── Data supplied ──

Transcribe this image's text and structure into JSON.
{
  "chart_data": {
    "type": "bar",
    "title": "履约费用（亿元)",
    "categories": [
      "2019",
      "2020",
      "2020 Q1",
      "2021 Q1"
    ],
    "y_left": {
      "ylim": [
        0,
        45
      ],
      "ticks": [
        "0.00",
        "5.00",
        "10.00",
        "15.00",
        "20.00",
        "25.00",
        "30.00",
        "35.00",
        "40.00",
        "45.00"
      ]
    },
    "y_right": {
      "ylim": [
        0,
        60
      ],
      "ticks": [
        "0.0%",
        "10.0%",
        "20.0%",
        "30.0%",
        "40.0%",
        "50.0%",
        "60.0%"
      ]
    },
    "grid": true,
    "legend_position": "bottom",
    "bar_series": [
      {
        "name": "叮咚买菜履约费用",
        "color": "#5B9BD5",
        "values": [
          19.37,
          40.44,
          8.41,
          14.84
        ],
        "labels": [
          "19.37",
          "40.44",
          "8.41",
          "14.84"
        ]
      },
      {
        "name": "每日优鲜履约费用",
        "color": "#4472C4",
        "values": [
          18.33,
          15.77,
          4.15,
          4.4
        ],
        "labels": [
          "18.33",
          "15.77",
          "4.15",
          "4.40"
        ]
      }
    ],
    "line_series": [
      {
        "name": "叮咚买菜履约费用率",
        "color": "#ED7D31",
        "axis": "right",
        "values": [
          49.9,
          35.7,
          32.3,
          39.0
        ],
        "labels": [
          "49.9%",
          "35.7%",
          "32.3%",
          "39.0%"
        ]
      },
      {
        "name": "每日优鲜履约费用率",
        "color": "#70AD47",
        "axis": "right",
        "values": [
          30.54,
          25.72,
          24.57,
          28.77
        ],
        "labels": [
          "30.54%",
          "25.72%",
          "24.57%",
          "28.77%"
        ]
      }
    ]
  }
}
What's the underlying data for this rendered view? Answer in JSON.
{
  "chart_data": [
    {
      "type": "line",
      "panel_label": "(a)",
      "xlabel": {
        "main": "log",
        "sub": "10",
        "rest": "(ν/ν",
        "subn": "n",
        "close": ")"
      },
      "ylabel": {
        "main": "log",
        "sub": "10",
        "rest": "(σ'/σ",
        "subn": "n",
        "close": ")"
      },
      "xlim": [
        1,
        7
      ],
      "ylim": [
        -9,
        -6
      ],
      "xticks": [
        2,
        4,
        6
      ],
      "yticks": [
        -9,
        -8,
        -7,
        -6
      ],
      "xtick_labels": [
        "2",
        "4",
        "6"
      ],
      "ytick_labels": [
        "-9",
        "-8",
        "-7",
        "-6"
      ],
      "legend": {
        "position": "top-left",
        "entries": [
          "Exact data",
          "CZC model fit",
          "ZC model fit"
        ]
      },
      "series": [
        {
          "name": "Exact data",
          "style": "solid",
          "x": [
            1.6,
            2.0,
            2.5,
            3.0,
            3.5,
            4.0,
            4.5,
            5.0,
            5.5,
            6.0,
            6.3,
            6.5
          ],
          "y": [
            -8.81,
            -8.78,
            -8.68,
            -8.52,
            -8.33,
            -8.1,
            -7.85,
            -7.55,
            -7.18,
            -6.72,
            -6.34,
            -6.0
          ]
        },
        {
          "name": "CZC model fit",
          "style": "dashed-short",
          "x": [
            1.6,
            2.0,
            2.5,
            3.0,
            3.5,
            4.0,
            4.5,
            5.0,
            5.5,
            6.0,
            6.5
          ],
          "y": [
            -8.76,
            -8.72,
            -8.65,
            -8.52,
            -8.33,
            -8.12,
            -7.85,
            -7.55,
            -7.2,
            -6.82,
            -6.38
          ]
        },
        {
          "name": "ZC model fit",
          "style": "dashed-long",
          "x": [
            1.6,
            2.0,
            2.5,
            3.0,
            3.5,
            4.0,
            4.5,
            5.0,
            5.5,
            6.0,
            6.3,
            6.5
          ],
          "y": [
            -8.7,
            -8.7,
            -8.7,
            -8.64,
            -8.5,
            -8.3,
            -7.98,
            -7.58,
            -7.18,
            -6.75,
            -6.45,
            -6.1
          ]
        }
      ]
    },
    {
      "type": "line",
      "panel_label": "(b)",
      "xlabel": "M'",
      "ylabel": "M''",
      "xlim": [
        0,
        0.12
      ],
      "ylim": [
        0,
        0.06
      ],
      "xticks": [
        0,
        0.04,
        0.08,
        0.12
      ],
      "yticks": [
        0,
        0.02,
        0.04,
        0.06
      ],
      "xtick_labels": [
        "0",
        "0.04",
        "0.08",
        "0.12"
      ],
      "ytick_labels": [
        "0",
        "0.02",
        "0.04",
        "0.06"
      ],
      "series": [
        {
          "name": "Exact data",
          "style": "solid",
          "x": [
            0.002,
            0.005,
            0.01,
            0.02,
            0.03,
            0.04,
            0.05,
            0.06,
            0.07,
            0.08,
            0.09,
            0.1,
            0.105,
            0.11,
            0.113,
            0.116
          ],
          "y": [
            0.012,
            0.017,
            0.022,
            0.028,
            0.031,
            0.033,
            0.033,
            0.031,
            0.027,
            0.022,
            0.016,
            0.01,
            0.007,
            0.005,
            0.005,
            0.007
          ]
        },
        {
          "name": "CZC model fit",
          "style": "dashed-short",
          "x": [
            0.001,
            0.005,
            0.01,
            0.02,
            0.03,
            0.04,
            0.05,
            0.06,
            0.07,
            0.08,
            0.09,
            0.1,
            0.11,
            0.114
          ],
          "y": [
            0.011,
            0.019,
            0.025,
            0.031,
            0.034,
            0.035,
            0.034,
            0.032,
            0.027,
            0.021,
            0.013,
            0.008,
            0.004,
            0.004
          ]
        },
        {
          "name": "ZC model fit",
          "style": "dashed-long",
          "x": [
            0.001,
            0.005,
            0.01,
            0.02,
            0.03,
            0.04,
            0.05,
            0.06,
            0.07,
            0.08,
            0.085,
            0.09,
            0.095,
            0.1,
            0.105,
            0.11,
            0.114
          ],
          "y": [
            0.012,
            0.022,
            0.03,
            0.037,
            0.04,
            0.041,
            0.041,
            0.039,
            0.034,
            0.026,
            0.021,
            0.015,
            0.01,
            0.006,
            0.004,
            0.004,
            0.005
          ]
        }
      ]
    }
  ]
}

───

Task statement: Reproduce the complete set of lines precisely as supplied.

Result below:
Transcribe this image's text and structure into JSON.
{
  "chart_data": {
    "type": "bar",
    "title": "履约费用（亿元)",
    "categories": [
      "2019",
      "2020",
      "2020 Q1",
      "2021 Q1"
    ],
    "y_left": {
      "ylim": [
        0,
        45
      ],
      "ticks": [
        "0.00",
        "5.00",
        "10.00",
        "15.00",
        "20.00",
        "25.00",
        "30.00",
        "35.00",
        "40.00",
        "45.00"
      ]
    },
    "y_right": {
      "ylim": [
        0,
        60
      ],
      "ticks": [
        "0.0%",
        "10.0%",
        "20.0%",
        "30.0%",
        "40.0%",
        "50.0%",
        "60.0%"
      ]
    },
    "grid": true,
    "legend_position": "bottom",
    "bar_series": [
      {
        "name": "叮咚买菜履约费用",
        "color": "#5B9BD5",
        "values": [
          19.37,
          40.44,
          8.41,
          14.84
        ],
        "labels": [
          "19.37",
          "40.44",
          "8.41",
          "14.84"
        ]
      },
      {
        "name": "每日优鲜履约费用",
        "color": "#4472C4",
        "values": [
          18.33,
          15.77,
          4.15,
          4.4
        ],
        "labels": [
          "18.33",
          "15.77",
          "4.15",
          "4.40"
        ]
      }
    ],
    "line_series": [
      {
        "name": "叮咚买菜履约费用率",
        "color": "#ED7D31",
        "axis": "right",
        "values": [
          49.9,
          35.7,
          32.3,
          39.0
        ],
        "labels": [
          "49.9%",
          "35.7%",
          "32.3%",
          "39.0%"
        ]
      },
      {
        "name": "每日优鲜履约费用率",
        "color": "#70AD47",
        "axis": "right",
        "values": [
          30.54,
          25.72,
          24.57,
          28.77
        ],
        "labels": [
          "30.54%",
          "25.72%",
          "24.57%",
          "28.77%"
        ]
      }
    ]
  }
}
What's the underlying data for this rendered view? Answer in JSON.
{
  "chart_data": [
    {
      "type": "line",
      "panel_label": "(a)",
      "xlabel": {
        "main": "log",
        "sub": "10",
        "rest": "(ν/ν",
        "subn": "n",
        "close": ")"
      },
      "ylabel": {
        "main": "log",
        "sub": "10",
        "rest": "(σ'/σ",
        "subn": "n",
        "close": ")"
      },
      "xlim": [
        1,
        7
      ],
      "ylim": [
        -9,
        -6
      ],
      "xticks": [
        2,
        4,
        6
      ],
      "yticks": [
        -9,
        -8,
        -7,
        -6
      ],
      "xtick_labels": [
        "2",
        "4",
        "6"
      ],
      "ytick_labels": [
        "-9",
        "-8",
        "-7",
        "-6"
      ],
      "legend": {
        "position": "top-left",
        "entries": [
          "Exact data",
          "CZC model fit",
          "ZC model fit"
        ]
      },
      "series": [
        {
          "name": "Exact data",
          "style": "solid",
          "x": [
            1.6,
            2.0,
            2.5,
            3.0,
            3.5,
            4.0,
            4.5,
            5.0,
            5.5,
            6.0,
            6.3,
            6.5
          ],
          "y": [
            -8.81,
            -8.78,
            -8.68,
            -8.52,
            -8.33,
            -8.1,
            -7.85,
            -7.55,
            -7.18,
            -6.72,
            -6.34,
            -6.0
          ]
        },
        {
          "name": "CZC model fit",
          "style": "dashed-short",
          "x": [
            1.6,
            2.0,
            2.5,
            3.0,
            3.5,
            4.0,
            4.5,
            5.0,
            5.5,
            6.0,
            6.5
          ],
          "y": [
            -8.76,
            -8.72,
            -8.65,
            -8.52,
            -8.33,
            -8.12,
            -7.85,
            -7.55,
            -7.2,
            -6.82,
            -6.38
          ]
        },
        {
          "name": "ZC model fit",
          "style": "dashed-long",
          "x": [
            1.6,
            2.0,
            2.5,
            3.0,
            3.5,
            4.0,
            4.5,
            5.0,
            5.5,
            6.0,
            6.3,
            6.5
          ],
          "y": [
            -8.7,
            -8.7,
            -8.7,
            -8.64,
            -8.5,
            -8.3,
            -7.98,
            -7.58,
            -7.18,
            -6.75,
            -6.45,
            -6.1
          ]
        }
      ]
    },
    {
      "type": "line",
      "panel_label": "(b)",
      "xlabel": "M'",
      "ylabel": "M''",
      "xlim": [
        0,
        0.12
      ],
      "ylim": [
        0,
        0.06
      ],
      "xticks": [
        0,
        0.04,
        0.08,
        0.12
      ],
      "yticks": [
        0,
        0.02,
        0.04,
        0.06
      ],
      "xtick_labels": [
        "0",
        "0.04",
        "0.08",
        "0.12"
      ],
      "ytick_labels": [
        "0",
        "0.02",
        "0.04",
        "0.06"
      ],
      "series": [
        {
          "name": "Exact data",
          "style": "solid",
          "x": [
            0.002,
            0.005,
            0.01,
            0.02,
            0.03,
            0.04,
            0.05,
            0.06,
            0.07,
            0.08,
            0.09,
            0.1,
            0.105,
            0.11,
            0.113,
            0.116
          ],
          "y": [
            0.012,
            0.017,
            0.022,
            0.028,
            0.031,
            0.033,
            0.033,
            0.031,
            0.027,
            0.022,
            0.016,
            0.01,
            0.007,
            0.005,
            0.005,
            0.007
          ]
        },
        {
          "name": "CZC model fit",
          "style": "dashed-short",
          "x": [
            0.001,
            0.005,
            0.01,
            0.02,
            0.03,
            0.04,
            0.05,
            0.06,
            0.07,
            0.08,
            0.09,
            0.1,
            0.11,
            0.114
          ],
          "y": [
            0.011,
            0.019,
            0.025,
            0.031,
            0.034,
            0.035,
            0.034,
            0.032,
            0.027,
            0.021,
            0.013,
            0.008,
            0.004,
            0.004
          ]
        },
        {
          "name": "ZC model fit",
          "style": "dashed-long",
          "x": [
            0.001,
            0.005,
            0.01,
            0.02,
            0.03,
            0.04,
            0.05,
            0.06,
            0.07,
            0.08,
            0.085,
            0.09,
            0.095,
            0.1,
            0.105,
            0.11,
            0.114
          ],
          "y": [
            0.012,
            0.022,
            0.03,
            0.037,
            0.04,
            0.041,
            0.041,
            0.039,
            0.034,
            0.026,
            0.021,
            0.015,
            0.01,
            0.006,
            0.004,
            0.004,
            0.005
          ]
        }
      ]
    }
  ]
}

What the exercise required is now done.